» **What this task involves**
Search the records for the word "right" and pick out every line that has it.

====== Exercise data ======

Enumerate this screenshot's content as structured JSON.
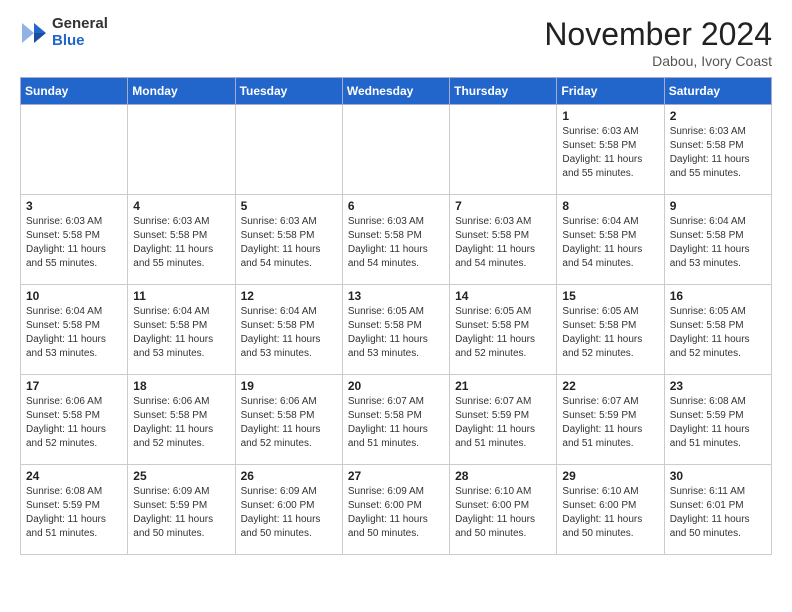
{
  "header": {
    "logo_general": "General",
    "logo_blue": "Blue",
    "month_title": "November 2024",
    "location": "Dabou, Ivory Coast"
  },
  "weekdays": [
    "Sunday",
    "Monday",
    "Tuesday",
    "Wednesday",
    "Thursday",
    "Friday",
    "Saturday"
  ],
  "weeks": [
    [
      {
        "day": "",
        "info": ""
      },
      {
        "day": "",
        "info": ""
      },
      {
        "day": "",
        "info": ""
      },
      {
        "day": "",
        "info": ""
      },
      {
        "day": "",
        "info": ""
      },
      {
        "day": "1",
        "info": "Sunrise: 6:03 AM\nSunset: 5:58 PM\nDaylight: 11 hours\nand 55 minutes."
      },
      {
        "day": "2",
        "info": "Sunrise: 6:03 AM\nSunset: 5:58 PM\nDaylight: 11 hours\nand 55 minutes."
      }
    ],
    [
      {
        "day": "3",
        "info": "Sunrise: 6:03 AM\nSunset: 5:58 PM\nDaylight: 11 hours\nand 55 minutes."
      },
      {
        "day": "4",
        "info": "Sunrise: 6:03 AM\nSunset: 5:58 PM\nDaylight: 11 hours\nand 55 minutes."
      },
      {
        "day": "5",
        "info": "Sunrise: 6:03 AM\nSunset: 5:58 PM\nDaylight: 11 hours\nand 54 minutes."
      },
      {
        "day": "6",
        "info": "Sunrise: 6:03 AM\nSunset: 5:58 PM\nDaylight: 11 hours\nand 54 minutes."
      },
      {
        "day": "7",
        "info": "Sunrise: 6:03 AM\nSunset: 5:58 PM\nDaylight: 11 hours\nand 54 minutes."
      },
      {
        "day": "8",
        "info": "Sunrise: 6:04 AM\nSunset: 5:58 PM\nDaylight: 11 hours\nand 54 minutes."
      },
      {
        "day": "9",
        "info": "Sunrise: 6:04 AM\nSunset: 5:58 PM\nDaylight: 11 hours\nand 53 minutes."
      }
    ],
    [
      {
        "day": "10",
        "info": "Sunrise: 6:04 AM\nSunset: 5:58 PM\nDaylight: 11 hours\nand 53 minutes."
      },
      {
        "day": "11",
        "info": "Sunrise: 6:04 AM\nSunset: 5:58 PM\nDaylight: 11 hours\nand 53 minutes."
      },
      {
        "day": "12",
        "info": "Sunrise: 6:04 AM\nSunset: 5:58 PM\nDaylight: 11 hours\nand 53 minutes."
      },
      {
        "day": "13",
        "info": "Sunrise: 6:05 AM\nSunset: 5:58 PM\nDaylight: 11 hours\nand 53 minutes."
      },
      {
        "day": "14",
        "info": "Sunrise: 6:05 AM\nSunset: 5:58 PM\nDaylight: 11 hours\nand 52 minutes."
      },
      {
        "day": "15",
        "info": "Sunrise: 6:05 AM\nSunset: 5:58 PM\nDaylight: 11 hours\nand 52 minutes."
      },
      {
        "day": "16",
        "info": "Sunrise: 6:05 AM\nSunset: 5:58 PM\nDaylight: 11 hours\nand 52 minutes."
      }
    ],
    [
      {
        "day": "17",
        "info": "Sunrise: 6:06 AM\nSunset: 5:58 PM\nDaylight: 11 hours\nand 52 minutes."
      },
      {
        "day": "18",
        "info": "Sunrise: 6:06 AM\nSunset: 5:58 PM\nDaylight: 11 hours\nand 52 minutes."
      },
      {
        "day": "19",
        "info": "Sunrise: 6:06 AM\nSunset: 5:58 PM\nDaylight: 11 hours\nand 52 minutes."
      },
      {
        "day": "20",
        "info": "Sunrise: 6:07 AM\nSunset: 5:58 PM\nDaylight: 11 hours\nand 51 minutes."
      },
      {
        "day": "21",
        "info": "Sunrise: 6:07 AM\nSunset: 5:59 PM\nDaylight: 11 hours\nand 51 minutes."
      },
      {
        "day": "22",
        "info": "Sunrise: 6:07 AM\nSunset: 5:59 PM\nDaylight: 11 hours\nand 51 minutes."
      },
      {
        "day": "23",
        "info": "Sunrise: 6:08 AM\nSunset: 5:59 PM\nDaylight: 11 hours\nand 51 minutes."
      }
    ],
    [
      {
        "day": "24",
        "info": "Sunrise: 6:08 AM\nSunset: 5:59 PM\nDaylight: 11 hours\nand 51 minutes."
      },
      {
        "day": "25",
        "info": "Sunrise: 6:09 AM\nSunset: 5:59 PM\nDaylight: 11 hours\nand 50 minutes."
      },
      {
        "day": "26",
        "info": "Sunrise: 6:09 AM\nSunset: 6:00 PM\nDaylight: 11 hours\nand 50 minutes."
      },
      {
        "day": "27",
        "info": "Sunrise: 6:09 AM\nSunset: 6:00 PM\nDaylight: 11 hours\nand 50 minutes."
      },
      {
        "day": "28",
        "info": "Sunrise: 6:10 AM\nSunset: 6:00 PM\nDaylight: 11 hours\nand 50 minutes."
      },
      {
        "day": "29",
        "info": "Sunrise: 6:10 AM\nSunset: 6:00 PM\nDaylight: 11 hours\nand 50 minutes."
      },
      {
        "day": "30",
        "info": "Sunrise: 6:11 AM\nSunset: 6:01 PM\nDaylight: 11 hours\nand 50 minutes."
      }
    ]
  ]
}
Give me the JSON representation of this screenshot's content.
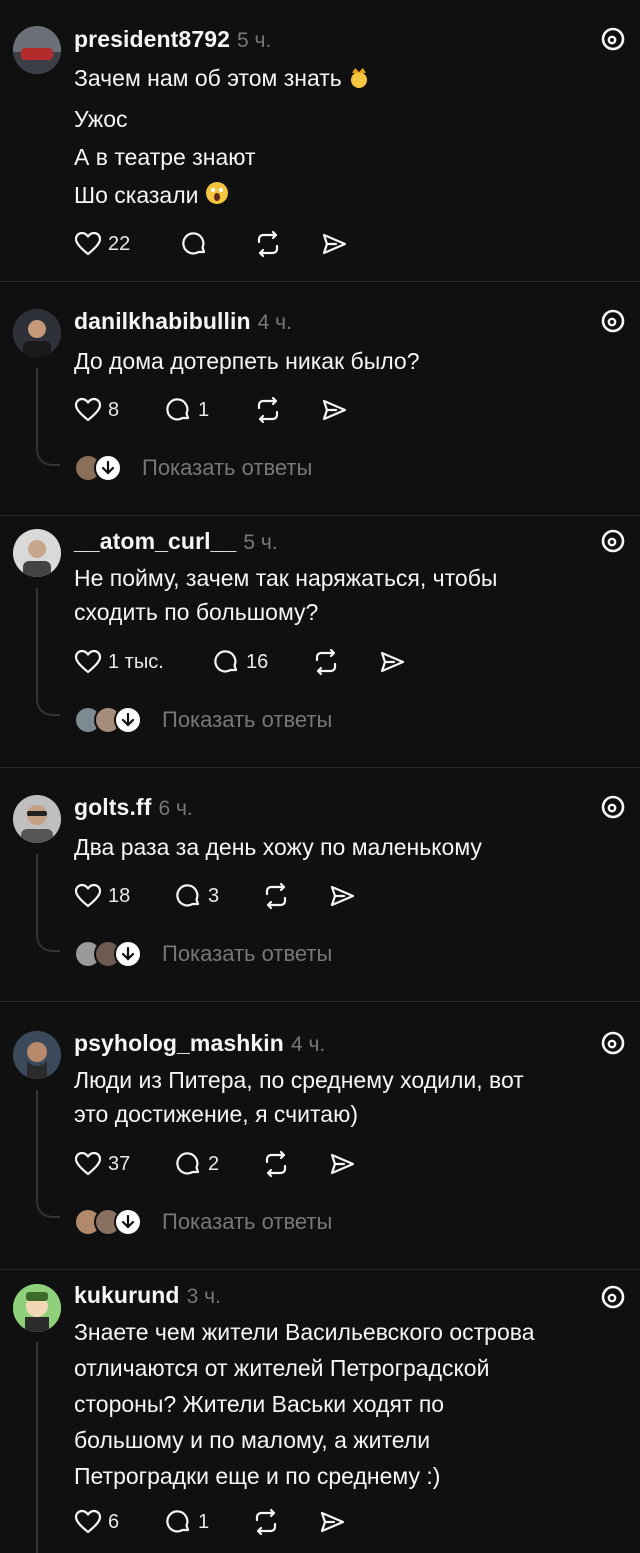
{
  "posts": [
    {
      "username": "president8792",
      "time": "5 ч.",
      "lines": [
        "Зачем нам об этом знать",
        "Ужос",
        "А в театре знают",
        "Шо сказали"
      ],
      "likes": "22",
      "comments": "",
      "show_replies": ""
    },
    {
      "username": "danilkhabibullin",
      "time": "4 ч.",
      "lines": [
        "До дома дотерпеть никак было?"
      ],
      "likes": "8",
      "comments": "1",
      "show_replies": "Показать ответы"
    },
    {
      "username": "__atom_curl__",
      "time": "5 ч.",
      "lines": [
        "Не пойму, зачем так наряжаться, чтобы",
        "сходить по большому?"
      ],
      "likes": "1 тыс.",
      "comments": "16",
      "show_replies": "Показать ответы"
    },
    {
      "username": "golts.ff",
      "time": "6 ч.",
      "lines": [
        "Два раза за день хожу по маленькому"
      ],
      "likes": "18",
      "comments": "3",
      "show_replies": "Показать ответы"
    },
    {
      "username": "psyholog_mashkin",
      "time": "4 ч.",
      "lines": [
        "Люди из Питера, по среднему ходили, вот",
        "это достижение, я считаю)"
      ],
      "likes": "37",
      "comments": "2",
      "show_replies": "Показать ответы"
    },
    {
      "username": "kukurund",
      "time": "3 ч.",
      "lines": [
        "Знаете чем жители Васильевского острова",
        "отличаются от жителей Петроградской",
        "стороны? Жители Васьки ходят по",
        "большому и по малому, а жители",
        "Петроградки еще и по среднему :)"
      ],
      "likes": "6",
      "comments": "1",
      "show_replies": ""
    }
  ],
  "icons": {
    "like": "heart-icon",
    "comment": "comment-icon",
    "repost": "repost-icon",
    "share": "share-icon",
    "threads": "threads-logo-icon"
  }
}
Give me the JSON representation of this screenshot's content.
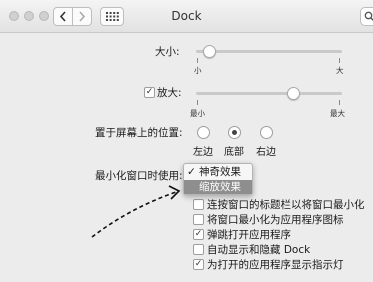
{
  "window": {
    "title": "Dock",
    "prefs_grid_icon": "grid-icon",
    "back_icon": "chevron-left-icon",
    "forward_icon": "chevron-right-icon",
    "search_icon": "search-icon"
  },
  "size": {
    "label": "大小:",
    "min_label": "小",
    "max_label": "大",
    "value_fraction": 0.11
  },
  "magnification": {
    "label": "放大:",
    "checked": true,
    "min_label": "最小",
    "max_label": "最大",
    "value_fraction": 0.68
  },
  "position": {
    "label": "置于屏幕上的位置:",
    "options": [
      "左边",
      "底部",
      "右边"
    ],
    "selected": "底部"
  },
  "minimize": {
    "label": "最小化窗口时使用:",
    "menu": {
      "items": [
        "神奇效果",
        "缩放效果"
      ],
      "checked": "神奇效果",
      "highlighted": "缩放效果"
    }
  },
  "checkboxes": [
    {
      "label": "连按窗口的标题栏以将窗口最小化",
      "checked": false
    },
    {
      "label": "将窗口最小化为应用程序图标",
      "checked": false
    },
    {
      "label": "弹跳打开应用程序",
      "checked": true
    },
    {
      "label": "自动显示和隐藏 Dock",
      "checked": false
    },
    {
      "label": "为打开的应用程序显示指示灯",
      "checked": true
    }
  ],
  "annotation": {
    "type": "dashed-arrow",
    "color": "#111111"
  }
}
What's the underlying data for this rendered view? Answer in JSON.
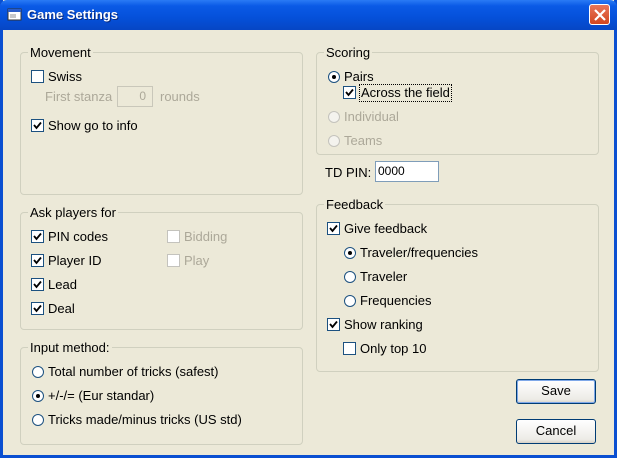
{
  "window": {
    "title": "Game Settings"
  },
  "movement": {
    "legend": "Movement",
    "swiss": {
      "label": "Swiss",
      "checked": false
    },
    "first_stanza": {
      "label": "First stanza",
      "value": "0",
      "suffix": "rounds"
    },
    "show_go_to_info": {
      "label": "Show go to info",
      "checked": true
    }
  },
  "scoring": {
    "legend": "Scoring",
    "pairs": {
      "label": "Pairs",
      "selected": true
    },
    "across_the_field": {
      "label": "Across the field",
      "checked": true
    },
    "individual": {
      "label": "Individual",
      "selected": false
    },
    "teams": {
      "label": "Teams",
      "selected": false
    }
  },
  "td_pin": {
    "label": "TD PIN:",
    "value": "0000"
  },
  "ask_players": {
    "legend": "Ask players for",
    "pin_codes": {
      "label": "PIN codes",
      "checked": true
    },
    "player_id": {
      "label": "Player ID",
      "checked": true
    },
    "lead": {
      "label": "Lead",
      "checked": true
    },
    "deal": {
      "label": "Deal",
      "checked": true
    },
    "bidding": {
      "label": "Bidding",
      "checked": false
    },
    "play": {
      "label": "Play",
      "checked": false
    }
  },
  "feedback": {
    "legend": "Feedback",
    "give_feedback": {
      "label": "Give feedback",
      "checked": true
    },
    "traveler_frequencies": {
      "label": "Traveler/frequencies",
      "selected": true
    },
    "traveler": {
      "label": "Traveler",
      "selected": false
    },
    "frequencies": {
      "label": "Frequencies",
      "selected": false
    },
    "show_ranking": {
      "label": "Show ranking",
      "checked": true
    },
    "only_top_10": {
      "label": "Only top 10",
      "checked": false
    }
  },
  "input_method": {
    "legend": "Input method:",
    "total_tricks": {
      "label": "Total number of tricks (safest)",
      "selected": false
    },
    "plus_minus": {
      "label": "+/-/= (Eur standar)",
      "selected": true
    },
    "tricks_made": {
      "label": "Tricks made/minus tricks (US std)",
      "selected": false
    }
  },
  "buttons": {
    "save": "Save",
    "cancel": "Cancel"
  },
  "colors": {
    "titlebar": "#0550d9",
    "face": "#ece9d8",
    "close": "#d2451e"
  }
}
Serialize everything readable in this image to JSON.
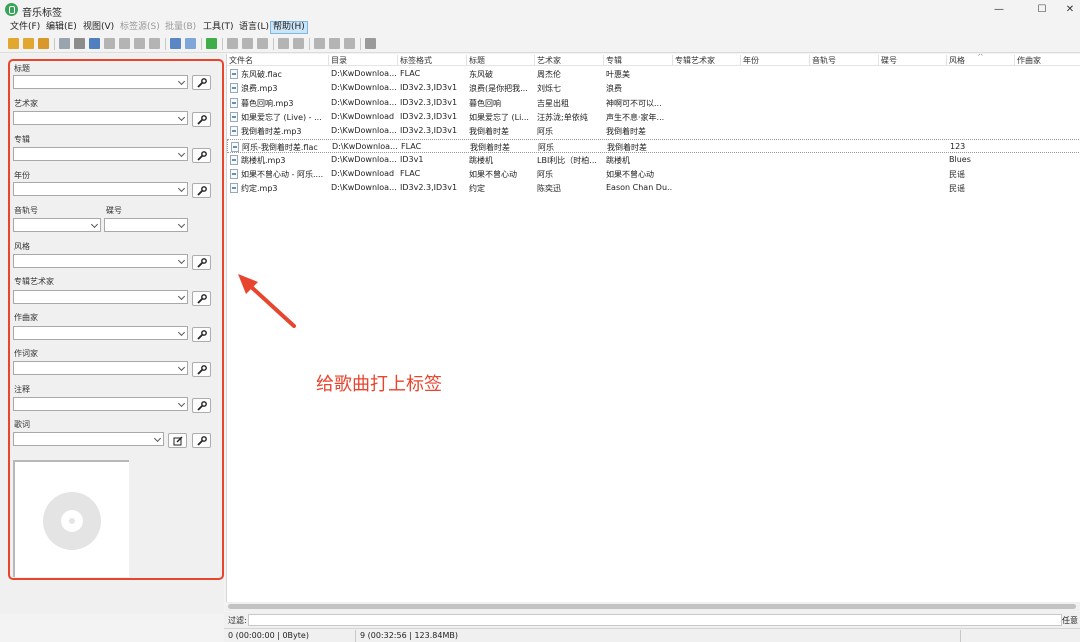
{
  "window": {
    "title": "音乐标签",
    "controls": [
      "—",
      "☐",
      "✕"
    ]
  },
  "menu": [
    {
      "label": "文件(F)",
      "state": "normal"
    },
    {
      "label": "编辑(E)",
      "state": "normal"
    },
    {
      "label": "视图(V)",
      "state": "normal"
    },
    {
      "label": "标签源(S)",
      "state": "disabled"
    },
    {
      "label": "批量(B)",
      "state": "disabled"
    },
    {
      "label": "工具(T)",
      "state": "normal"
    },
    {
      "label": "语言(L)",
      "state": "normal"
    },
    {
      "label": "帮助(H)",
      "state": "active"
    }
  ],
  "toolbar": [
    {
      "icon": "open-folder-icon",
      "color": "#e2a72e"
    },
    {
      "icon": "add-folder-icon",
      "color": "#e2a72e"
    },
    {
      "icon": "folder-files-icon",
      "color": "#d9992a"
    },
    {
      "sep": true
    },
    {
      "icon": "save-icon",
      "color": "#9aa4ae"
    },
    {
      "icon": "remove-icon",
      "color": "#8c8c8c"
    },
    {
      "icon": "undo-icon",
      "color": "#4f7fbf"
    },
    {
      "icon": "tag-window-icon",
      "color": "#b4b4b4"
    },
    {
      "icon": "edit-tag-icon",
      "color": "#b4b4b4"
    },
    {
      "icon": "wrench-dropdown-icon",
      "color": "#b4b4b4"
    },
    {
      "icon": "time-icon",
      "color": "#b4b4b4"
    },
    {
      "sep": true
    },
    {
      "icon": "list-view-icon",
      "color": "#5b86c6"
    },
    {
      "icon": "grid-view-icon",
      "color": "#7fa6d8"
    },
    {
      "sep": true
    },
    {
      "icon": "refresh-icon",
      "color": "#3fae49"
    },
    {
      "sep": true
    },
    {
      "icon": "tag-source-icon",
      "color": "#b4b4b4"
    },
    {
      "icon": "batch-icon",
      "color": "#b4b4b4"
    },
    {
      "icon": "convert-icon",
      "color": "#b4b4b4"
    },
    {
      "sep": true
    },
    {
      "icon": "cut-icon",
      "color": "#b4b4b4"
    },
    {
      "icon": "copy-icon",
      "color": "#b4b4b4"
    },
    {
      "sep": true
    },
    {
      "icon": "rename-icon",
      "color": "#b4b4b4"
    },
    {
      "icon": "organize-icon",
      "color": "#b4b4b4"
    },
    {
      "icon": "image-icon",
      "color": "#b4b4b4"
    },
    {
      "sep": true
    },
    {
      "icon": "settings-icon",
      "color": "#9a9a9a"
    }
  ],
  "fields": {
    "title": "标题",
    "artist": "艺术家",
    "album": "专辑",
    "year": "年份",
    "track": "音轨号",
    "disc": "碟号",
    "genre": "风格",
    "album_artist": "专辑艺术家",
    "composer": "作曲家",
    "lyricist": "作词家",
    "comment": "注释",
    "lyrics": "歌词"
  },
  "columns": [
    "文件名",
    "目录",
    "标签格式",
    "标题",
    "艺术家",
    "专辑",
    "专辑艺术家",
    "年份",
    "音轨号",
    "碟号",
    "风格",
    "作曲家"
  ],
  "files": [
    {
      "name": "东风破.flac",
      "dir": "D:\\KwDownloa...",
      "format": "FLAC",
      "title": "东风破",
      "artist": "周杰伦",
      "album": "叶惠美",
      "genre": ""
    },
    {
      "name": "浪费.mp3",
      "dir": "D:\\KwDownloa...",
      "format": "ID3v2.3,ID3v1",
      "title": "浪费(是你把我...",
      "artist": "刘烁七",
      "album": "浪费",
      "genre": ""
    },
    {
      "name": "暮色回响.mp3",
      "dir": "D:\\KwDownloa...",
      "format": "ID3v2.3,ID3v1",
      "title": "暮色回响",
      "artist": "吉星出租",
      "album": "神啊可不可以...",
      "genre": ""
    },
    {
      "name": "如果爱忘了 (Live) - ...",
      "dir": "D:\\KwDownload",
      "format": "ID3v2.3,ID3v1",
      "title": "如果爱忘了 (Li...",
      "artist": "汪苏泷;单依纯",
      "album": "声生不息·家年...",
      "genre": ""
    },
    {
      "name": "我倒着时差.mp3",
      "dir": "D:\\KwDownloa...",
      "format": "ID3v2.3,ID3v1",
      "title": "我倒着时差",
      "artist": "阿乐",
      "album": "我倒着时差",
      "genre": ""
    },
    {
      "name": "阿乐-我倒着时差.flac",
      "dir": "D:\\KwDownloa...",
      "format": "FLAC",
      "title": "我倒着时差",
      "artist": "阿乐",
      "album": "我倒着时差",
      "genre": "123"
    },
    {
      "name": "跳楼机.mp3",
      "dir": "D:\\KwDownloa...",
      "format": "ID3v1",
      "title": "跳楼机",
      "artist": "LBI利比（时柏...",
      "album": "跳楼机",
      "genre": "Blues"
    },
    {
      "name": "如果不曾心动 - 阿乐....",
      "dir": "D:\\KwDownload",
      "format": "FLAC",
      "title": "如果不曾心动",
      "artist": "阿乐",
      "album": "如果不曾心动",
      "genre": "民谣"
    },
    {
      "name": "约定.mp3",
      "dir": "D:\\KwDownloa...",
      "format": "ID3v2.3,ID3v1",
      "title": "约定",
      "artist": "陈奕迅",
      "album": "Eason Chan Du...",
      "genre": "民谣"
    }
  ],
  "filter": {
    "label": "过滤:",
    "right": "任意"
  },
  "status": {
    "selected": "0 (00:00:00 | 0Byte)",
    "total": "9 (00:32:56 | 123.84MB)"
  },
  "annotation": "给歌曲打上标签",
  "colors": {
    "annotation": "#e8452f",
    "menu_active": "#cce4f7"
  }
}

======

» **Expected answer**
    "forward_icon": "chevron-right-icon",
    "right": "任意"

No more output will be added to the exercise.